- _Given problem_
Give only the number of lines in the data that contain the word "JSON".
------------------------------------
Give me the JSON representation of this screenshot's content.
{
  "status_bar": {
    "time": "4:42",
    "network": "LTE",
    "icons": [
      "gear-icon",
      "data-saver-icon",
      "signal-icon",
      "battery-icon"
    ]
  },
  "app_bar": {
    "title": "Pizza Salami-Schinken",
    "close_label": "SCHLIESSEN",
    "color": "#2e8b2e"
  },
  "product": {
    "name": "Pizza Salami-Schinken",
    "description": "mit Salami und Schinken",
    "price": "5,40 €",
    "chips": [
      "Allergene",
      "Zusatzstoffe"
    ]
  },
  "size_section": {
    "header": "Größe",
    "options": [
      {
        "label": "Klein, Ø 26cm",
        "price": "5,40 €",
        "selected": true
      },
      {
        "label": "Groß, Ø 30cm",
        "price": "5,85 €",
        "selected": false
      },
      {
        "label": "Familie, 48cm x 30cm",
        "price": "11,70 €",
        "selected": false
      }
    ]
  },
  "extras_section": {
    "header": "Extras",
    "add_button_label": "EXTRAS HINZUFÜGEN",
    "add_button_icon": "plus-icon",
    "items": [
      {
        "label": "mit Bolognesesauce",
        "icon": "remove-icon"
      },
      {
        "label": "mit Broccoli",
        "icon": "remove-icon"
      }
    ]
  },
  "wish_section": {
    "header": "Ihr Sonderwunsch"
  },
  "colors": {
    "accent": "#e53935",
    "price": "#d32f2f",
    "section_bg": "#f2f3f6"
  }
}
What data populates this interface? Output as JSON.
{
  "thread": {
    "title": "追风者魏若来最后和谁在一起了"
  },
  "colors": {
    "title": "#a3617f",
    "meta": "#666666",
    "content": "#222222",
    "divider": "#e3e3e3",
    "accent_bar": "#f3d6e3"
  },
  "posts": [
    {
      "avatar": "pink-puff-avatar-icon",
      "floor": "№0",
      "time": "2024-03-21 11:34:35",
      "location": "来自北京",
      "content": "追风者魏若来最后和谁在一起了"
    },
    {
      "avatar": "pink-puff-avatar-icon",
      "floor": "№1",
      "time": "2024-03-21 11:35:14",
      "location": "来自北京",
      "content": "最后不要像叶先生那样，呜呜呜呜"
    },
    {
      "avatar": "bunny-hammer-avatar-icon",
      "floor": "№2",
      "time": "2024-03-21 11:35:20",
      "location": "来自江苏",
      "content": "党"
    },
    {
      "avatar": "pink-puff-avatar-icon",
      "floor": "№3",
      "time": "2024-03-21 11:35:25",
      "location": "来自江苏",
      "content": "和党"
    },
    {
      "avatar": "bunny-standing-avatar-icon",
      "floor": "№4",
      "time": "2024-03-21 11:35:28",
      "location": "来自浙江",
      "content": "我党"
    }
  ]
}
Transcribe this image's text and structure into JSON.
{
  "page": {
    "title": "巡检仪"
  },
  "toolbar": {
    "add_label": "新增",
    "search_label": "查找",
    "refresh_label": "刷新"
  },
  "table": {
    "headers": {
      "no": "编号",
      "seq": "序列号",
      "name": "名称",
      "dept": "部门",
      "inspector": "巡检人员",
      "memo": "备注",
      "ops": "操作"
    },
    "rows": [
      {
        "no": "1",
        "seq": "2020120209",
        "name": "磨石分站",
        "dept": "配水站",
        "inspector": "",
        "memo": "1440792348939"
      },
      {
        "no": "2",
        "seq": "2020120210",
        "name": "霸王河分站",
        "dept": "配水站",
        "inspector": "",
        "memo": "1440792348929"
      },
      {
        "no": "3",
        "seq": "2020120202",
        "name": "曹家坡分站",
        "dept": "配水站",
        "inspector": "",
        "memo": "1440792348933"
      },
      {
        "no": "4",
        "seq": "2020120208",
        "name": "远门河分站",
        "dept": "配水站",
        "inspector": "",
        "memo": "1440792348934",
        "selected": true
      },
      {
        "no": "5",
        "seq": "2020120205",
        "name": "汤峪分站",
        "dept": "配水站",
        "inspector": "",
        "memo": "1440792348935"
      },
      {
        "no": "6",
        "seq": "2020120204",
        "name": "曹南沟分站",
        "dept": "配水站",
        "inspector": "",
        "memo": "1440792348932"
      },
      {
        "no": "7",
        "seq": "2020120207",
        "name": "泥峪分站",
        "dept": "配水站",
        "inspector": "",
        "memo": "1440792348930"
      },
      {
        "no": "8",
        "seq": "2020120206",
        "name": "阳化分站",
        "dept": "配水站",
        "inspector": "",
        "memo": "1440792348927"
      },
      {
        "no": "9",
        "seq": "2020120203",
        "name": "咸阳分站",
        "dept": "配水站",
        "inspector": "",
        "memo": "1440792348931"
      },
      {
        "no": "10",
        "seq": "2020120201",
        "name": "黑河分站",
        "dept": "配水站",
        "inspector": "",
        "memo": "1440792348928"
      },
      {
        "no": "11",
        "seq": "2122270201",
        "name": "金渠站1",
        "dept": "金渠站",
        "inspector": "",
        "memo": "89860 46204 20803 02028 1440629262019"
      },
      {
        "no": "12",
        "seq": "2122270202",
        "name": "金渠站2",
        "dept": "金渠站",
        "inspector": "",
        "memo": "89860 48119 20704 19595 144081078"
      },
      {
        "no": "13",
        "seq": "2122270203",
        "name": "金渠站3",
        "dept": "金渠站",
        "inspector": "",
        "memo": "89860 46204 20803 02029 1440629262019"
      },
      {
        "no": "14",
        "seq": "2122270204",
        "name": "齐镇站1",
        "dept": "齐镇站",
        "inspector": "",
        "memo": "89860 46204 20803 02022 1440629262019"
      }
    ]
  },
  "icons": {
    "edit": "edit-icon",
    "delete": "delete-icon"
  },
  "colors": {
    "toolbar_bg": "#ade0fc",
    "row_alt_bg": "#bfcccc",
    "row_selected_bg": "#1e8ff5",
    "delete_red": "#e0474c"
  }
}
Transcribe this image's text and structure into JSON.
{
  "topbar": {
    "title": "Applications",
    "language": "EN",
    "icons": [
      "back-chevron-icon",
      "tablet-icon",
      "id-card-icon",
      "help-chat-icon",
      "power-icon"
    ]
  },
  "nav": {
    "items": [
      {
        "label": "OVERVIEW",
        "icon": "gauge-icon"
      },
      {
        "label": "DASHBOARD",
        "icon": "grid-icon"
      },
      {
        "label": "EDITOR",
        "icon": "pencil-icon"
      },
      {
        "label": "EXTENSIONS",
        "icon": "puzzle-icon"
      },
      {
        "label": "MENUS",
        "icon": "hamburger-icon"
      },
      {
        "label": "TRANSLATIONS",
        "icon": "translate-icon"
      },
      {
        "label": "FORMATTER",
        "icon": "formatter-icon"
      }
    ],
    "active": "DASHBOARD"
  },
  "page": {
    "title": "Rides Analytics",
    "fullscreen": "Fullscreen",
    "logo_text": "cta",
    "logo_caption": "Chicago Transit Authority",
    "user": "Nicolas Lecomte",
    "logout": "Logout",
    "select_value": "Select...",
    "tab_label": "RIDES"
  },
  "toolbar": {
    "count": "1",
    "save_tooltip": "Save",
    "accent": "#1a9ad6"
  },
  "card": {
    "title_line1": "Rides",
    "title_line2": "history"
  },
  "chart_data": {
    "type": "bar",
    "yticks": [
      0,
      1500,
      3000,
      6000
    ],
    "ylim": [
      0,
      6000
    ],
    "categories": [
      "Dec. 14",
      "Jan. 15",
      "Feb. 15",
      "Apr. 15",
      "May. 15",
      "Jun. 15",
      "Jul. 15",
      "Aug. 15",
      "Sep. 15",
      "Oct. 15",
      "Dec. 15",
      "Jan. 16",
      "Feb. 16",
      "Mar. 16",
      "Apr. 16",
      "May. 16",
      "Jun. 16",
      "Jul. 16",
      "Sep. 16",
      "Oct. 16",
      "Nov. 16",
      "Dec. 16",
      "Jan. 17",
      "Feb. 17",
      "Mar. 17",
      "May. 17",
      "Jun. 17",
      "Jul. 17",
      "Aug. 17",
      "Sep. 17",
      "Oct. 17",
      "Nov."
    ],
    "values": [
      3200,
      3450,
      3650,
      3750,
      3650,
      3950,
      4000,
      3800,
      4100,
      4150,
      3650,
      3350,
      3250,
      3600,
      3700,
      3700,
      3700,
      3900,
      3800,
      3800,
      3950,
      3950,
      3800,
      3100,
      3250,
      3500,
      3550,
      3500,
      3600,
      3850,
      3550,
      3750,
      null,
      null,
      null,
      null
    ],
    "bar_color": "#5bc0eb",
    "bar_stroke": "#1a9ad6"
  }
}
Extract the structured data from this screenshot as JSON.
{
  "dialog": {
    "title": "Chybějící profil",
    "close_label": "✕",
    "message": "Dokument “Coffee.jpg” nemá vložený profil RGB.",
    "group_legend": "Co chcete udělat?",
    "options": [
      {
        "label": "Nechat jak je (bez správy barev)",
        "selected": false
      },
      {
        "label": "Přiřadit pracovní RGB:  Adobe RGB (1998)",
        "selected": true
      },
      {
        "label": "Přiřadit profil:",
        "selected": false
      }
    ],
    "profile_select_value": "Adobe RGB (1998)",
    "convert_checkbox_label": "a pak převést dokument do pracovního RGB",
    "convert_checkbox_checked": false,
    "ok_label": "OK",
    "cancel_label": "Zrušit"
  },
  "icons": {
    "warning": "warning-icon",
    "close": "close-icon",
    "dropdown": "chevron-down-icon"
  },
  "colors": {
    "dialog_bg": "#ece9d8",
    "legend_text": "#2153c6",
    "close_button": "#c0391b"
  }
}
------------------------------------
- _Response to the task_
5